Write out all the material exactly. Leave nothing out.

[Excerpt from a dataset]
_ _ _ _ _

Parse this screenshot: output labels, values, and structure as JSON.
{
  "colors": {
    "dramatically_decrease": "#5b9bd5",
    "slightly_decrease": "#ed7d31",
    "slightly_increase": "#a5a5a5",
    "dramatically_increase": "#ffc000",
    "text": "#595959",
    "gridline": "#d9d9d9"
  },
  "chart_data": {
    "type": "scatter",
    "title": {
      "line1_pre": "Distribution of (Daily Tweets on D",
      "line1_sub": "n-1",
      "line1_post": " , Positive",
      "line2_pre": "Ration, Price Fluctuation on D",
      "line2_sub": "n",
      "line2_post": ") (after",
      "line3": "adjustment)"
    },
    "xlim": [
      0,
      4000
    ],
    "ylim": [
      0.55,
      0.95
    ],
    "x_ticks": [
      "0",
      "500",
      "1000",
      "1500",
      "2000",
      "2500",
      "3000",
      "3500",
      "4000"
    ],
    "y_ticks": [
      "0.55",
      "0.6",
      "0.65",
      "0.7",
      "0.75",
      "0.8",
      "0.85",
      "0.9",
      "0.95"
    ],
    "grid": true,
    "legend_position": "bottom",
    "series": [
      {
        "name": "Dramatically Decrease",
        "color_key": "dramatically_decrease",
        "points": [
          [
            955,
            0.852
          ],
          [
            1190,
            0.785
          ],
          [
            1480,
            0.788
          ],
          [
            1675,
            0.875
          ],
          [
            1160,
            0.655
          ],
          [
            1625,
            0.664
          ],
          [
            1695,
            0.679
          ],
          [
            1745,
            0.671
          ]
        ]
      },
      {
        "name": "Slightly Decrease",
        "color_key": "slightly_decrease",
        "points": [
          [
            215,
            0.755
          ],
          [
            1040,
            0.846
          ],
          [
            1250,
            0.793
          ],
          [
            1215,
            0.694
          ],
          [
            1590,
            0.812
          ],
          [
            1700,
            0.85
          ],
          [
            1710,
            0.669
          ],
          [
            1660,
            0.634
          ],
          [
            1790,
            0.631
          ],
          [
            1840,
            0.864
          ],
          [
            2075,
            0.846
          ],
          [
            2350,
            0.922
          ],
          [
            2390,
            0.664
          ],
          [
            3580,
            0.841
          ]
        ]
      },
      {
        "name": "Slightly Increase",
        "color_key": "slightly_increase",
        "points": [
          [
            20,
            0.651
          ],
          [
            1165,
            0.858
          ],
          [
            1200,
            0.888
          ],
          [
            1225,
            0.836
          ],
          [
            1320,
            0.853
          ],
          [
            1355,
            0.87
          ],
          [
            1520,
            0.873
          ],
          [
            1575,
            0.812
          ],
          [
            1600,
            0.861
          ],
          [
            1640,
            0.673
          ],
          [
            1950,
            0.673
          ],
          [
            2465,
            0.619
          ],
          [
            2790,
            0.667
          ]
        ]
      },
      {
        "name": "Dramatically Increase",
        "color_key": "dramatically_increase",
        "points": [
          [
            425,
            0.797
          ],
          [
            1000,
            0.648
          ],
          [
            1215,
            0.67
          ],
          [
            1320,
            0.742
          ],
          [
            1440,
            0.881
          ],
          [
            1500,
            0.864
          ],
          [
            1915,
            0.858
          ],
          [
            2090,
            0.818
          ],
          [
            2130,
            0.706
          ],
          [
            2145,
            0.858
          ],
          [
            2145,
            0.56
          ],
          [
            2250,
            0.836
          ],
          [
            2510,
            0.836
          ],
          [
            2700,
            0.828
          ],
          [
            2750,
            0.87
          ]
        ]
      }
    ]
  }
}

_ _ _ _ _

§ Exercise response:
Parse this screenshot: output labels, values, and structure as JSON.
{
  "colors": {
    "dramatically_decrease": "#5b9bd5",
    "slightly_decrease": "#ed7d31",
    "slightly_increase": "#a5a5a5",
    "dramatically_increase": "#ffc000",
    "text": "#595959",
    "gridline": "#d9d9d9"
  },
  "chart_data": {
    "type": "scatter",
    "title": {
      "line1_pre": "Distribution of (Daily Tweets on D",
      "line1_sub": "n-1",
      "line1_post": " , Positive",
      "line2_pre": "Ration, Price Fluctuation on D",
      "line2_sub": "n",
      "line2_post": ") (after",
      "line3": "adjustment)"
    },
    "xlim": [
      0,
      4000
    ],
    "ylim": [
      0.55,
      0.95
    ],
    "x_ticks": [
      "0",
      "500",
      "1000",
      "1500",
      "2000",
      "2500",
      "3000",
      "3500",
      "4000"
    ],
    "y_ticks": [
      "0.55",
      "0.6",
      "0.65",
      "0.7",
      "0.75",
      "0.8",
      "0.85",
      "0.9",
      "0.95"
    ],
    "grid": true,
    "legend_position": "bottom",
    "series": [
      {
        "name": "Dramatically Decrease",
        "color_key": "dramatically_decrease",
        "points": [
          [
            955,
            0.852
          ],
          [
            1190,
            0.785
          ],
          [
            1480,
            0.788
          ],
          [
            1675,
            0.875
          ],
          [
            1160,
            0.655
          ],
          [
            1625,
            0.664
          ],
          [
            1695,
            0.679
          ],
          [
            1745,
            0.671
          ]
        ]
      },
      {
        "name": "Slightly Decrease",
        "color_key": "slightly_decrease",
        "points": [
          [
            215,
            0.755
          ],
          [
            1040,
            0.846
          ],
          [
            1250,
            0.793
          ],
          [
            1215,
            0.694
          ],
          [
            1590,
            0.812
          ],
          [
            1700,
            0.85
          ],
          [
            1710,
            0.669
          ],
          [
            1660,
            0.634
          ],
          [
            1790,
            0.631
          ],
          [
            1840,
            0.864
          ],
          [
            2075,
            0.846
          ],
          [
            2350,
            0.922
          ],
          [
            2390,
            0.664
          ],
          [
            3580,
            0.841
          ]
        ]
      },
      {
        "name": "Slightly Increase",
        "color_key": "slightly_increase",
        "points": [
          [
            20,
            0.651
          ],
          [
            1165,
            0.858
          ],
          [
            1200,
            0.888
          ],
          [
            1225,
            0.836
          ],
          [
            1320,
            0.853
          ],
          [
            1355,
            0.87
          ],
          [
            1520,
            0.873
          ],
          [
            1575,
            0.812
          ],
          [
            1600,
            0.861
          ],
          [
            1640,
            0.673
          ],
          [
            1950,
            0.673
          ],
          [
            2465,
            0.619
          ],
          [
            2790,
            0.667
          ]
        ]
      },
      {
        "name": "Dramatically Increase",
        "color_key": "dramatically_increase",
        "points": [
          [
            425,
            0.797
          ],
          [
            1000,
            0.648
          ],
          [
            1215,
            0.67
          ],
          [
            1320,
            0.742
          ],
          [
            1440,
            0.881
          ],
          [
            1500,
            0.864
          ],
          [
            1915,
            0.858
          ],
          [
            2090,
            0.818
          ],
          [
            2130,
            0.706
          ],
          [
            2145,
            0.858
          ],
          [
            2145,
            0.56
          ],
          [
            2250,
            0.836
          ],
          [
            2510,
            0.836
          ],
          [
            2700,
            0.828
          ],
          [
            2750,
            0.87
          ]
        ]
      }
    ]
  }
}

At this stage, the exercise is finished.